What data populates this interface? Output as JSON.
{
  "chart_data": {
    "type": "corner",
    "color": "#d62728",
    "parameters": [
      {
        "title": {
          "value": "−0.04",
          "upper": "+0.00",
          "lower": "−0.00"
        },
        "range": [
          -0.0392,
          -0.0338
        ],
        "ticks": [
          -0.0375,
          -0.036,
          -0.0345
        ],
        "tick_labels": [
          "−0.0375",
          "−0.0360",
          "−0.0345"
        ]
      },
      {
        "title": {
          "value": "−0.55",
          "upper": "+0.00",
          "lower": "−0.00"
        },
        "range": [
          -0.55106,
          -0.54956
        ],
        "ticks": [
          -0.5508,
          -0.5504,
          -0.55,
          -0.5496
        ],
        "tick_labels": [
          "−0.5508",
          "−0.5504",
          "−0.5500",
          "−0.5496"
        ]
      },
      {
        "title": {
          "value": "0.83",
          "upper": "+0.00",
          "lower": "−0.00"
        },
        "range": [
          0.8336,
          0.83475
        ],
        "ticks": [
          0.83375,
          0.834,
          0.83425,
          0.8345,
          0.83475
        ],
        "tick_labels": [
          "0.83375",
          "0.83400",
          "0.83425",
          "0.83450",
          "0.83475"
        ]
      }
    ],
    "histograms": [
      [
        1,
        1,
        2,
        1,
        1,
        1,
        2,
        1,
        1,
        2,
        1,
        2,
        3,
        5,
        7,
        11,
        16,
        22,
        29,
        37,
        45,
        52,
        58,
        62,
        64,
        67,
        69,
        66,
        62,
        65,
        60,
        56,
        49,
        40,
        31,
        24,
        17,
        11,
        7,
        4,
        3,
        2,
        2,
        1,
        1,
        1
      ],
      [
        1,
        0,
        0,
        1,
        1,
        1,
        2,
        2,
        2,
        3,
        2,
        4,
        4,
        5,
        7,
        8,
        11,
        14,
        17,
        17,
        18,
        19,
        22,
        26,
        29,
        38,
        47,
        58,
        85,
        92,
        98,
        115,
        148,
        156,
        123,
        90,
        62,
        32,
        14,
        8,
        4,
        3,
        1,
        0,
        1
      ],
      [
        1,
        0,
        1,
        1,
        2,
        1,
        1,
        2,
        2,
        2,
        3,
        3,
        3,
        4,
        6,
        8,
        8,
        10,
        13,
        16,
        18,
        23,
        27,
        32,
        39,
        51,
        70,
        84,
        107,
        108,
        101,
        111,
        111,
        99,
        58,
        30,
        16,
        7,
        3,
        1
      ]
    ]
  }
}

■ ■ ■ ■ ■

Write out every line from the records above, word for word.

What data populates this interface? Output as JSON.
{
  "chart_data": {
    "type": "corner",
    "color": "#d62728",
    "parameters": [
      {
        "title": {
          "value": "−0.04",
          "upper": "+0.00",
          "lower": "−0.00"
        },
        "range": [
          -0.0392,
          -0.0338
        ],
        "ticks": [
          -0.0375,
          -0.036,
          -0.0345
        ],
        "tick_labels": [
          "−0.0375",
          "−0.0360",
          "−0.0345"
        ]
      },
      {
        "title": {
          "value": "−0.55",
          "upper": "+0.00",
          "lower": "−0.00"
        },
        "range": [
          -0.55106,
          -0.54956
        ],
        "ticks": [
          -0.5508,
          -0.5504,
          -0.55,
          -0.5496
        ],
        "tick_labels": [
          "−0.5508",
          "−0.5504",
          "−0.5500",
          "−0.5496"
        ]
      },
      {
        "title": {
          "value": "0.83",
          "upper": "+0.00",
          "lower": "−0.00"
        },
        "range": [
          0.8336,
          0.83475
        ],
        "ticks": [
          0.83375,
          0.834,
          0.83425,
          0.8345,
          0.83475
        ],
        "tick_labels": [
          "0.83375",
          "0.83400",
          "0.83425",
          "0.83450",
          "0.83475"
        ]
      }
    ],
    "histograms": [
      [
        1,
        1,
        2,
        1,
        1,
        1,
        2,
        1,
        1,
        2,
        1,
        2,
        3,
        5,
        7,
        11,
        16,
        22,
        29,
        37,
        45,
        52,
        58,
        62,
        64,
        67,
        69,
        66,
        62,
        65,
        60,
        56,
        49,
        40,
        31,
        24,
        17,
        11,
        7,
        4,
        3,
        2,
        2,
        1,
        1,
        1
      ],
      [
        1,
        0,
        0,
        1,
        1,
        1,
        2,
        2,
        2,
        3,
        2,
        4,
        4,
        5,
        7,
        8,
        11,
        14,
        17,
        17,
        18,
        19,
        22,
        26,
        29,
        38,
        47,
        58,
        85,
        92,
        98,
        115,
        148,
        156,
        123,
        90,
        62,
        32,
        14,
        8,
        4,
        3,
        1,
        0,
        1
      ],
      [
        1,
        0,
        1,
        1,
        2,
        1,
        1,
        2,
        2,
        2,
        3,
        3,
        3,
        4,
        6,
        8,
        8,
        10,
        13,
        16,
        18,
        23,
        27,
        32,
        39,
        51,
        70,
        84,
        107,
        108,
        101,
        111,
        111,
        99,
        58,
        30,
        16,
        7,
        3,
        1
      ]
    ]
  }
}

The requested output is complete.